> **Task to carry out**
Show all lines holding "name".

Extracts from a graphics dataset:
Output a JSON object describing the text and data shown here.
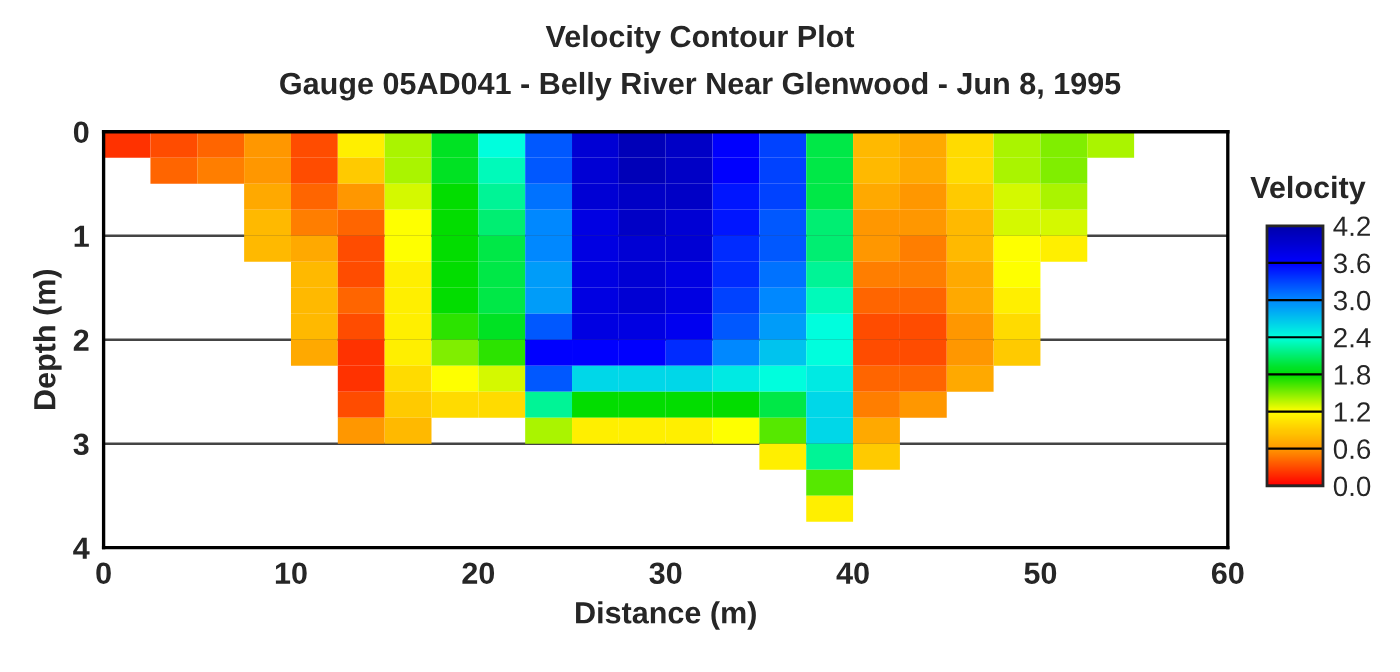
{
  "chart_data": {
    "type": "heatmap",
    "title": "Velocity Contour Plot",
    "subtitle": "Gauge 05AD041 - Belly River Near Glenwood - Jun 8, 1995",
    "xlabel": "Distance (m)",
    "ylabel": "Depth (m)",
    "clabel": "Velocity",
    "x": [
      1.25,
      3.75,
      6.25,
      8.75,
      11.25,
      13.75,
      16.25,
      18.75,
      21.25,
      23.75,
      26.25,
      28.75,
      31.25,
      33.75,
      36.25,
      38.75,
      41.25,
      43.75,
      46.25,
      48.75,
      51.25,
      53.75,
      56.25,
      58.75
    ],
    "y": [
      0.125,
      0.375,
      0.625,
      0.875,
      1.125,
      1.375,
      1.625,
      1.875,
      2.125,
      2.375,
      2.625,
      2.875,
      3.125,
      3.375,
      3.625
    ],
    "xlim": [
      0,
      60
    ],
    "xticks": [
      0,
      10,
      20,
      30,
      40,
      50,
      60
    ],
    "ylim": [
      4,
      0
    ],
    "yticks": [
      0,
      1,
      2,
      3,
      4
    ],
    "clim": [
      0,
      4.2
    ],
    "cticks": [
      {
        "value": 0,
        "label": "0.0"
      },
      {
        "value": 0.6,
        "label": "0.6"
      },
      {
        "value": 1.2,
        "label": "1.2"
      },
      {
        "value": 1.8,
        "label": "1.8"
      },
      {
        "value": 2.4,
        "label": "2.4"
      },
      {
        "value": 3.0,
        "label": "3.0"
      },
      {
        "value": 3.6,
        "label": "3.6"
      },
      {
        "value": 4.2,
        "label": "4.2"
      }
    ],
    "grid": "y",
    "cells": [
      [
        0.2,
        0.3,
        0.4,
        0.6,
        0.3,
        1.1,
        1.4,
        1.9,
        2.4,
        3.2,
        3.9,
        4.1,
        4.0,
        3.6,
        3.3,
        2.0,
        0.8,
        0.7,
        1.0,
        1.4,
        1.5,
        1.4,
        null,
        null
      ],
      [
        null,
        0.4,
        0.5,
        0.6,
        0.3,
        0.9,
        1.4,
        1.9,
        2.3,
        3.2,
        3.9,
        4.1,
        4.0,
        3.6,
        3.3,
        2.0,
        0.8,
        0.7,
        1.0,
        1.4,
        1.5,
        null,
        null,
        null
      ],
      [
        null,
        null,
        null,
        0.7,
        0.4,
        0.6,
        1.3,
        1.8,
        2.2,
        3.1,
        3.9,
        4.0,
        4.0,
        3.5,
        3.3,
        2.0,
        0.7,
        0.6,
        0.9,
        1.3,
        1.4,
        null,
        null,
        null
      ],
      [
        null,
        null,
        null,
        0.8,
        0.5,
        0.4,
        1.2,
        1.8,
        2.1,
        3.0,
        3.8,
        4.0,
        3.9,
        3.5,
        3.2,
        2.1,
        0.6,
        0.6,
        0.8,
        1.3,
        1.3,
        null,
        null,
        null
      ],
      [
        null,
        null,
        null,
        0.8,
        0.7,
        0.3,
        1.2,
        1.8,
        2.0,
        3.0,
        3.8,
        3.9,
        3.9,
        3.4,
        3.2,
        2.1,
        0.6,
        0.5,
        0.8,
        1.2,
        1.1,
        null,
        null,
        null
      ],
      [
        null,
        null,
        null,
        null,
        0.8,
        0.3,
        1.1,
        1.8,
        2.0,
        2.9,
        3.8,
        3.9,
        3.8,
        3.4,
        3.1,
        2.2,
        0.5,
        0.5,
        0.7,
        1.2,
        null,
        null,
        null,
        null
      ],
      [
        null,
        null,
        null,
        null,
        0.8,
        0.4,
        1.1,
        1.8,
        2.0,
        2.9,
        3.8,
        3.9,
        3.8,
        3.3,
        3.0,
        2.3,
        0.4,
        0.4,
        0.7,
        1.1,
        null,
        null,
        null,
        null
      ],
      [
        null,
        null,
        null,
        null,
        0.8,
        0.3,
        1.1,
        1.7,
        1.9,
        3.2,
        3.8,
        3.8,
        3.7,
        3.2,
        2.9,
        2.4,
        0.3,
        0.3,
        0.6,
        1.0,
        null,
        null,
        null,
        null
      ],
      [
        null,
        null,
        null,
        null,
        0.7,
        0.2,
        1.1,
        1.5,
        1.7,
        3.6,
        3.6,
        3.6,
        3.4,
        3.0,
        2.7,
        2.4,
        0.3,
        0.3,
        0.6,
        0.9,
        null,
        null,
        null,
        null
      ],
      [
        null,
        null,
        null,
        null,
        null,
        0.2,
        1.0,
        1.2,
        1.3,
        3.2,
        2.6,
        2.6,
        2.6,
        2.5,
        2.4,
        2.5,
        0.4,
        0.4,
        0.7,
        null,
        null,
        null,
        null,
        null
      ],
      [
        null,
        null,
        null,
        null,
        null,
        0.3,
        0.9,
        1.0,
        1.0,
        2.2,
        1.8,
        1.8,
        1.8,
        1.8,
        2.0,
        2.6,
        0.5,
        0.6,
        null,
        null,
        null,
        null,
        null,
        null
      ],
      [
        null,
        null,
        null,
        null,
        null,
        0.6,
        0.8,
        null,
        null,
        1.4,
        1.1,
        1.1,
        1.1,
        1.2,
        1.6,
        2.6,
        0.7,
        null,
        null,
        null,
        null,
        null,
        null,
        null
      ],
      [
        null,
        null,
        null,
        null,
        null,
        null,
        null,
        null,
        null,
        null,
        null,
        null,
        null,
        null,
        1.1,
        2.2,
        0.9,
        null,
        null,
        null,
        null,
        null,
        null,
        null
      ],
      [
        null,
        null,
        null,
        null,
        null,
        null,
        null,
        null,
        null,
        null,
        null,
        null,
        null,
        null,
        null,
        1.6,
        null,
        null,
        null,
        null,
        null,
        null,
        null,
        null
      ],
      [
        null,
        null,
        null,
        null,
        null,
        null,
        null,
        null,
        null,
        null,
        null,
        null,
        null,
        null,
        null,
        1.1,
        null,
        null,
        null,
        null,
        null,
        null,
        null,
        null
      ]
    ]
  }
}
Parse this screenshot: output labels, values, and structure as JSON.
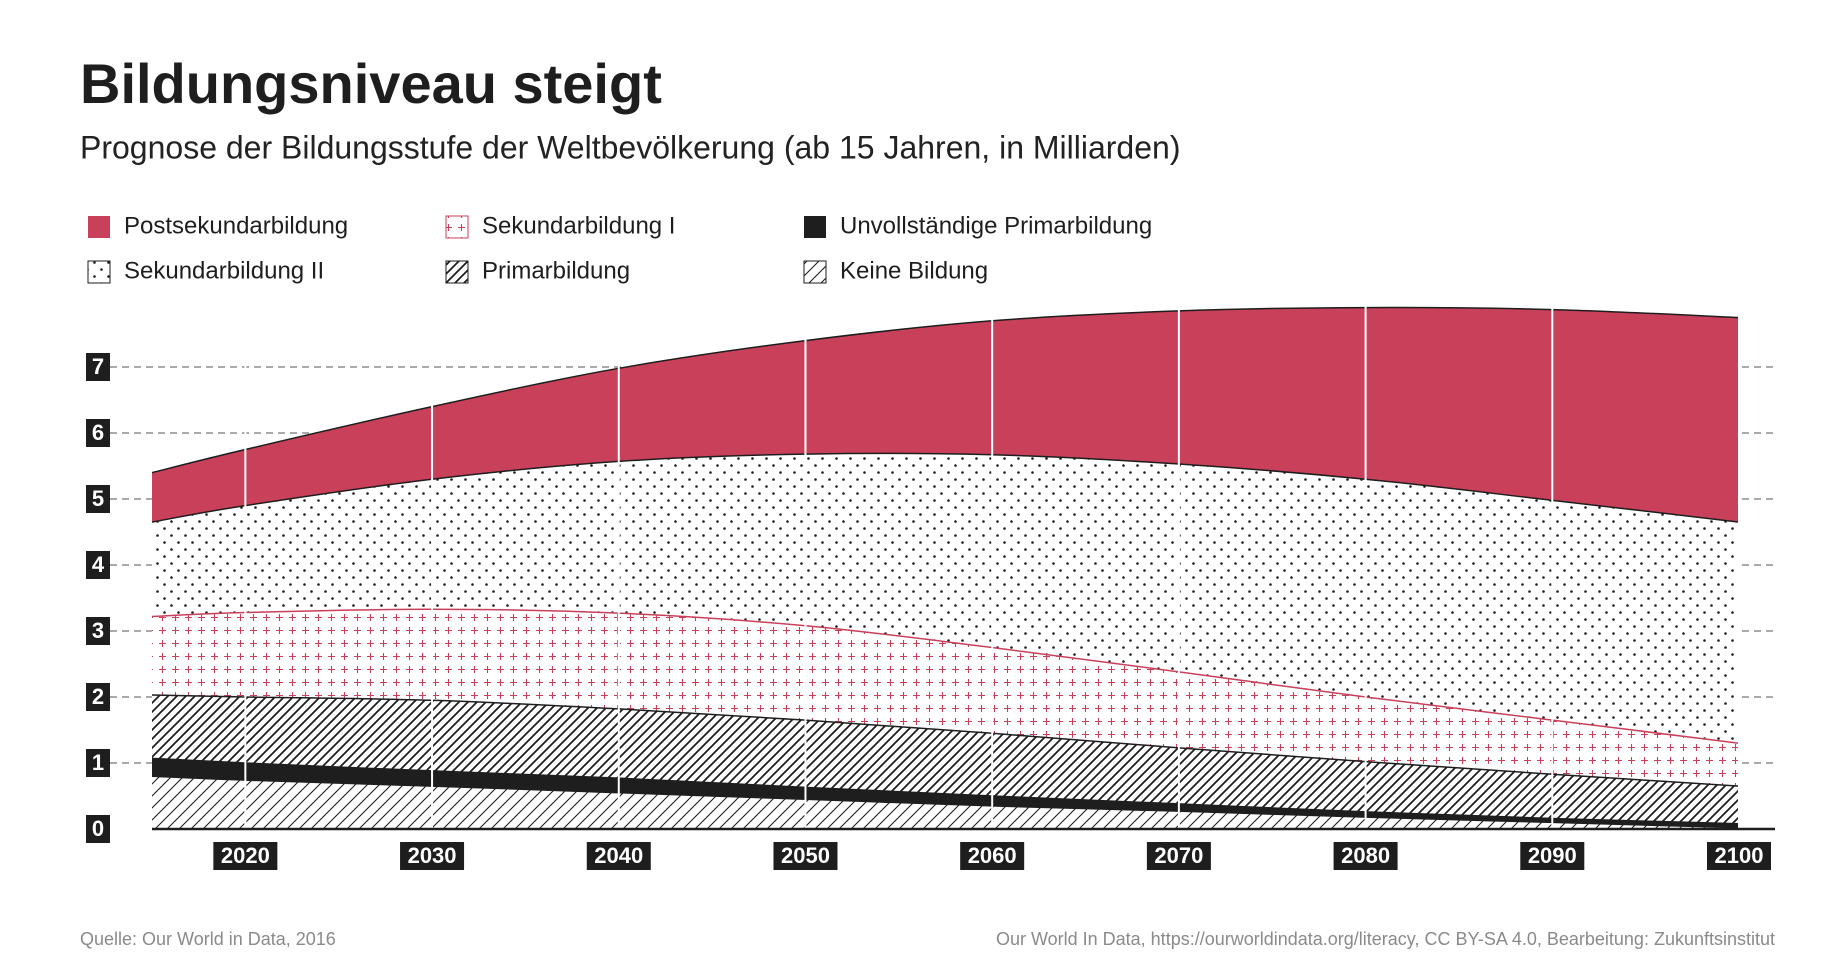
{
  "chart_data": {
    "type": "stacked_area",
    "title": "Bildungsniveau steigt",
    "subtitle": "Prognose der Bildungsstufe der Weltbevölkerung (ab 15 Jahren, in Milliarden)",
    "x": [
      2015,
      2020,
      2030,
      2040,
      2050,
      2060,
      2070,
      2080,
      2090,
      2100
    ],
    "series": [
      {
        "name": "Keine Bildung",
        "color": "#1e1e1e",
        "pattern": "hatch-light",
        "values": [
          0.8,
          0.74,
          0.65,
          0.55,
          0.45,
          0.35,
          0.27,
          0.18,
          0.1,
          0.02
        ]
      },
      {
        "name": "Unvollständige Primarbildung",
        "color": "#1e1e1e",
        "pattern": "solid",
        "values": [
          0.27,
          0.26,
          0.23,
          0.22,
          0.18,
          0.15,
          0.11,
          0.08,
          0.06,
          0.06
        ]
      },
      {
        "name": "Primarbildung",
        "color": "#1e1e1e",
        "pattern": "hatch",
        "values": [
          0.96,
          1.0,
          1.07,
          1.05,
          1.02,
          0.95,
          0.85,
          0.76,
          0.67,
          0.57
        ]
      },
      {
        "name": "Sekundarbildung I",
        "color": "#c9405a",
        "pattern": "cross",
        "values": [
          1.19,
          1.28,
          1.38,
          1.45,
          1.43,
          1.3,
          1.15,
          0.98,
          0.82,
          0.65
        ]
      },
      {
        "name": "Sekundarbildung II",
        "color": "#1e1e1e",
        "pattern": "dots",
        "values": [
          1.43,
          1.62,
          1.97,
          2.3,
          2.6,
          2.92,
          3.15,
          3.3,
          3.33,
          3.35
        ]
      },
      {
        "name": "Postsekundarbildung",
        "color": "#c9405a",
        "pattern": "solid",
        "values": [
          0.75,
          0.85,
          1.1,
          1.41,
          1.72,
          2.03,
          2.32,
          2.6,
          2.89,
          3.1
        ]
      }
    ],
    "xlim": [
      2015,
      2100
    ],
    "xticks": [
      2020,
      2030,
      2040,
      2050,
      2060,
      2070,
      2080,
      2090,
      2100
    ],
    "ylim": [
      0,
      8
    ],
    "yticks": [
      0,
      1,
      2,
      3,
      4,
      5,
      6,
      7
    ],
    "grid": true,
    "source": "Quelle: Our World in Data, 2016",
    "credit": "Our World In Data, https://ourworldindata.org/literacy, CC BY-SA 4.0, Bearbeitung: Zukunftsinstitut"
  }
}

> **Written solution**
        "name": "Keine Bildung",
        "name": "Unvollständige Primarbildung",
        "name": "Primarbildung",
        "name": "Sekundarbildung I",
        "name": "Sekundarbildung II",
        "name": "Postsekundarbildung",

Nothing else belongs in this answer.